══ Information provided
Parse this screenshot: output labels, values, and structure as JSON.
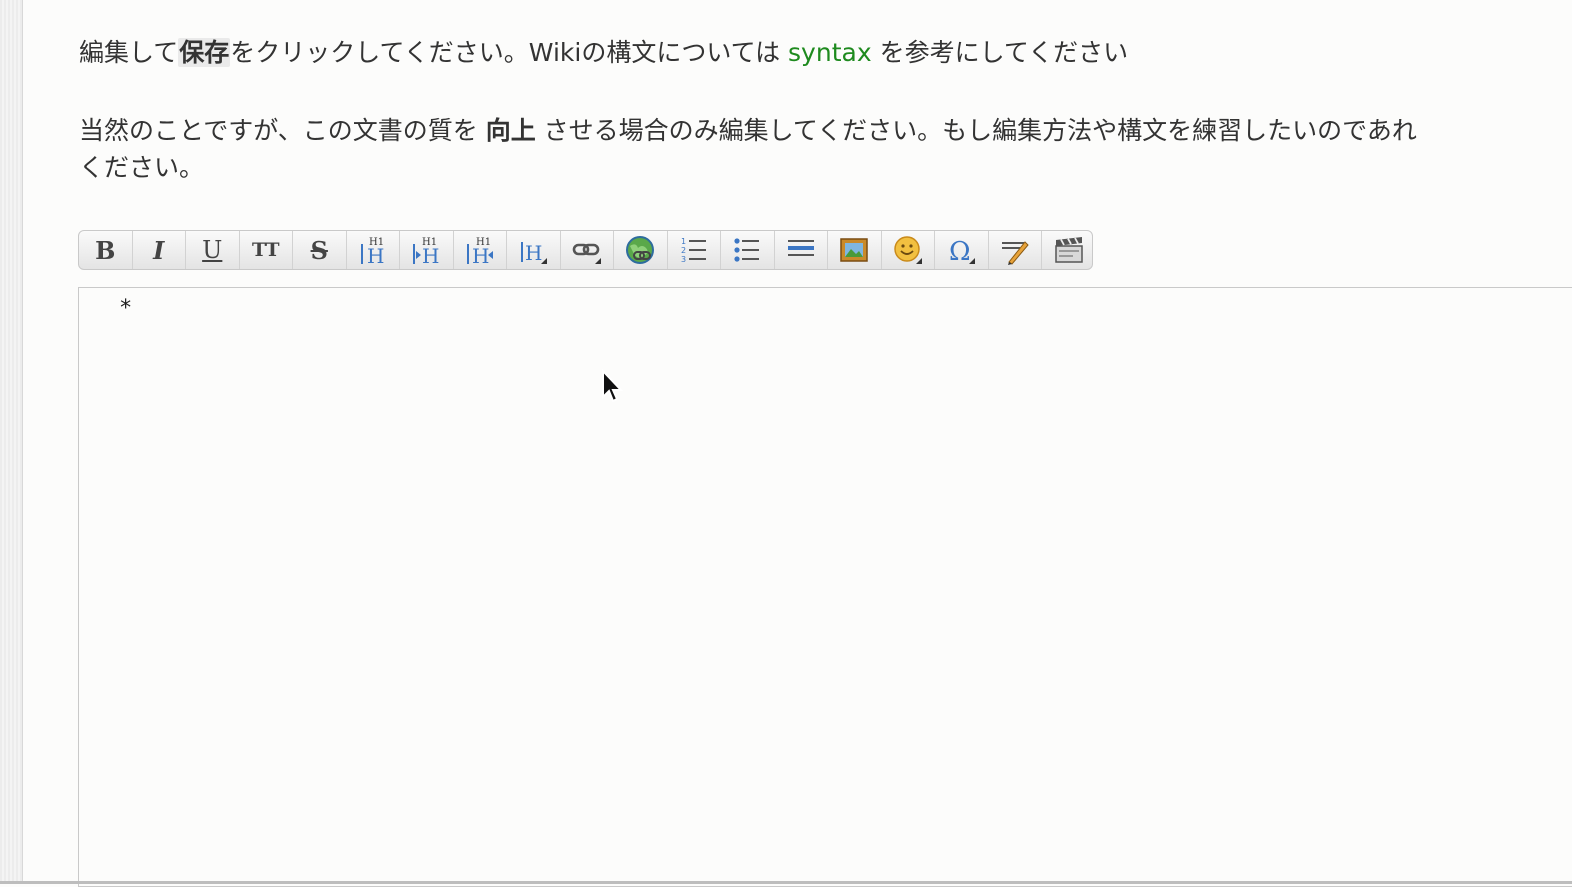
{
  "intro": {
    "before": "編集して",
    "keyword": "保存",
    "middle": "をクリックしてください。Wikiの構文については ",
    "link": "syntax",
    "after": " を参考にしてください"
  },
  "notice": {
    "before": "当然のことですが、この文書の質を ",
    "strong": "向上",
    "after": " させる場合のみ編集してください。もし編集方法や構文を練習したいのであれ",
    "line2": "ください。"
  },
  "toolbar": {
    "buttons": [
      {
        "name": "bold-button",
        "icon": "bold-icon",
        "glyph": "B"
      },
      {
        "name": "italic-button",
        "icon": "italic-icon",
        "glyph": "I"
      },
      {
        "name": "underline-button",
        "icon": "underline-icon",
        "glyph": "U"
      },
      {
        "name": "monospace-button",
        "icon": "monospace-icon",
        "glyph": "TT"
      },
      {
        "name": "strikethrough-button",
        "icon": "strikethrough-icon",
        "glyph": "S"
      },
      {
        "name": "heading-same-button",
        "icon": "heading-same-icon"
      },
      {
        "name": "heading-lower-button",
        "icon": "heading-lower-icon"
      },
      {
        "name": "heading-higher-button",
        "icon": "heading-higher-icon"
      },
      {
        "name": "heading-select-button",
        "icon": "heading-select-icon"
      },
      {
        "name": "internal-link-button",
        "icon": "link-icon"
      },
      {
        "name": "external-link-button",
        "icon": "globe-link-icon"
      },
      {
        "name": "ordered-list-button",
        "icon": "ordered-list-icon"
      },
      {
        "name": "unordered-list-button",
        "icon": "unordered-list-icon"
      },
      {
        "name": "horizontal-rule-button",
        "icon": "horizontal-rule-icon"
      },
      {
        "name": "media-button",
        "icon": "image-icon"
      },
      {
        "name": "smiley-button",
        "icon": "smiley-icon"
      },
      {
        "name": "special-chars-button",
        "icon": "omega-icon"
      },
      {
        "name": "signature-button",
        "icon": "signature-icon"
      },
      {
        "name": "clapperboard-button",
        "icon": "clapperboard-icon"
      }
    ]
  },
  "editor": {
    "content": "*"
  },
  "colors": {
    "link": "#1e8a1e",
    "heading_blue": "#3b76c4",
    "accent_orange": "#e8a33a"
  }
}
════
══ Information provided
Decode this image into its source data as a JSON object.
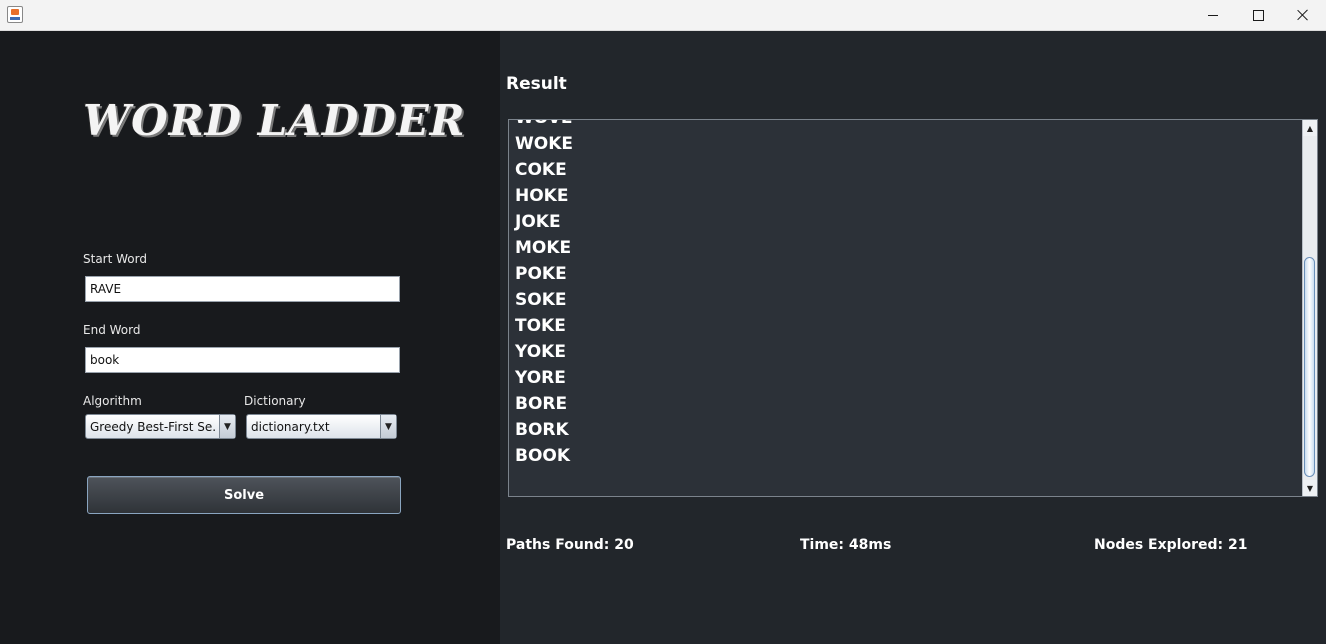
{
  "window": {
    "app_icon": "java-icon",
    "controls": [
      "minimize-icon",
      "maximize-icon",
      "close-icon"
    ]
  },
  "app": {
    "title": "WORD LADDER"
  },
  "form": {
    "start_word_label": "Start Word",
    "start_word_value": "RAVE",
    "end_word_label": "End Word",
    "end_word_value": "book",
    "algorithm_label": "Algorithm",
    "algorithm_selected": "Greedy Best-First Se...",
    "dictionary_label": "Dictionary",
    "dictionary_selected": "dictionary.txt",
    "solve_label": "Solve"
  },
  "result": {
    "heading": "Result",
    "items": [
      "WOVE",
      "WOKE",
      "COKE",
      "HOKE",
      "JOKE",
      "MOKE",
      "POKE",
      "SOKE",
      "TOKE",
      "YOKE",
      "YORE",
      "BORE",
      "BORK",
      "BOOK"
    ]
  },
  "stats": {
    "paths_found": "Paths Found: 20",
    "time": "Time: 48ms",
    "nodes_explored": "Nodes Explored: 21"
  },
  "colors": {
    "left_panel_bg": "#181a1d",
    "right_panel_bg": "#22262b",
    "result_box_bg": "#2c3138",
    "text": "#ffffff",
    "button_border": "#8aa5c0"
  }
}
════
══ Information provided
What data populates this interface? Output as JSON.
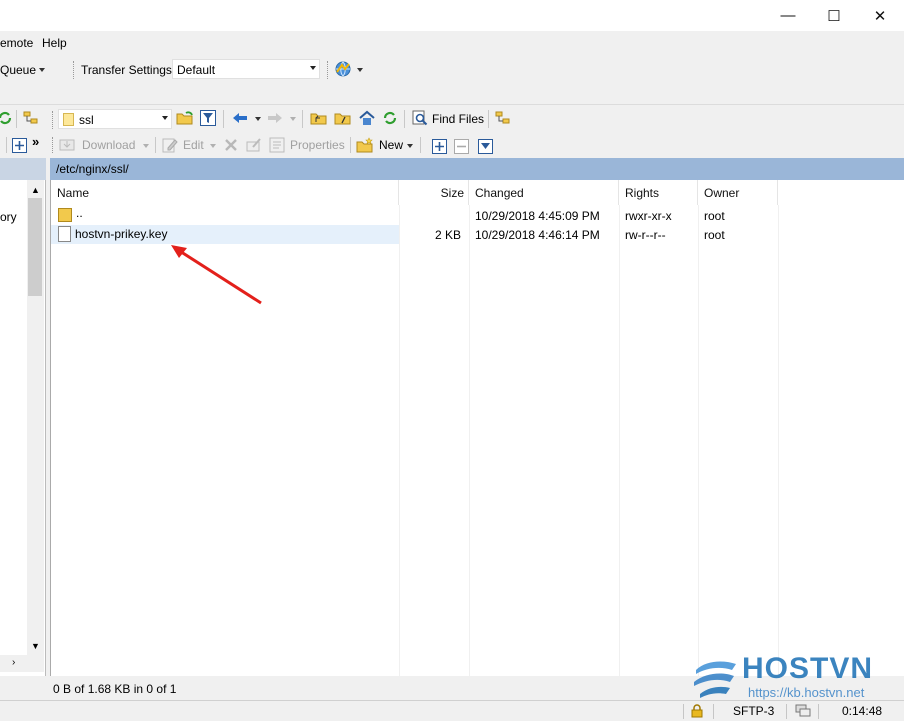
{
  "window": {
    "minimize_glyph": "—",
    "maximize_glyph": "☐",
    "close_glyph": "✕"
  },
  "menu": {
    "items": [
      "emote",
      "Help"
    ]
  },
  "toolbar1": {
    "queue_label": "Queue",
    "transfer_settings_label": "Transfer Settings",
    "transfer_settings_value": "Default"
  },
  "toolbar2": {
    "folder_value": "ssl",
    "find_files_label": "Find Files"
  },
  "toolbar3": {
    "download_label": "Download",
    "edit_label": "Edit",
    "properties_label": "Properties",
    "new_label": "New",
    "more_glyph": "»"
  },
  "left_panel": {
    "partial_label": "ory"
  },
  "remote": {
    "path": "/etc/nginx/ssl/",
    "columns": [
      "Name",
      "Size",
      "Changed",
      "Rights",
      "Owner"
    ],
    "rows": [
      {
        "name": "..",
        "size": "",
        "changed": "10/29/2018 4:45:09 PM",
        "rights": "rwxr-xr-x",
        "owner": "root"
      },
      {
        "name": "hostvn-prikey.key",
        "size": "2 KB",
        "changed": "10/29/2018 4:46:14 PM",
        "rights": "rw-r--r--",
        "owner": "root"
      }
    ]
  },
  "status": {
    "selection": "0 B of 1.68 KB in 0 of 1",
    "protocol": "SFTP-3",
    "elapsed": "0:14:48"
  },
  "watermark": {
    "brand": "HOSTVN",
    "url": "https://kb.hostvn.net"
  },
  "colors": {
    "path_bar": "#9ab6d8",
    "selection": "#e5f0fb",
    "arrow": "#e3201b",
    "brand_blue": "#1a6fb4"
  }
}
════
◆ Task prompt
Return a copy of every line that includes the word "link".

◆ Answer for the task
    "link": "syntax",
        "name": "internal-link-button",
        "icon": "link-icon"
        "name": "external-link-button",
        "icon": "globe-link-icon"
    "link": "#1e8a1e",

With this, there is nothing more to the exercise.